INPUT MATERIAL:

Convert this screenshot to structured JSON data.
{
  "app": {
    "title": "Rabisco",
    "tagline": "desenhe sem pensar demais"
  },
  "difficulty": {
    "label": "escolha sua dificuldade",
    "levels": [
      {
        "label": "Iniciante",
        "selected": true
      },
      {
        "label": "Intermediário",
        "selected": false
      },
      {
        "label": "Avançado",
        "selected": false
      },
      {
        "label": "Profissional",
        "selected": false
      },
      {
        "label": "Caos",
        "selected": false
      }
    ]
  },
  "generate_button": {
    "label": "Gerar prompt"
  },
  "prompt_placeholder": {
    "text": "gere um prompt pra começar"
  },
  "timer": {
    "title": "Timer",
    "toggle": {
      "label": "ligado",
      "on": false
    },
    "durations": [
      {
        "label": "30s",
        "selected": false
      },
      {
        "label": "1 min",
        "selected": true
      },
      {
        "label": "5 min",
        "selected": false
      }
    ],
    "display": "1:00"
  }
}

YOUR INSTRUCTIONS:
Please reproduce the entire listing, exactly as shown.

SOLUTION TO THE PROBLEM:
Convert this screenshot to structured JSON data.
{
  "app": {
    "title": "Rabisco",
    "tagline": "desenhe sem pensar demais"
  },
  "difficulty": {
    "label": "escolha sua dificuldade",
    "levels": [
      {
        "label": "Iniciante",
        "selected": true
      },
      {
        "label": "Intermediário",
        "selected": false
      },
      {
        "label": "Avançado",
        "selected": false
      },
      {
        "label": "Profissional",
        "selected": false
      },
      {
        "label": "Caos",
        "selected": false
      }
    ]
  },
  "generate_button": {
    "label": "Gerar prompt"
  },
  "prompt_placeholder": {
    "text": "gere um prompt pra começar"
  },
  "timer": {
    "title": "Timer",
    "toggle": {
      "label": "ligado",
      "on": false
    },
    "durations": [
      {
        "label": "30s",
        "selected": false
      },
      {
        "label": "1 min",
        "selected": true
      },
      {
        "label": "5 min",
        "selected": false
      }
    ],
    "display": "1:00"
  }
}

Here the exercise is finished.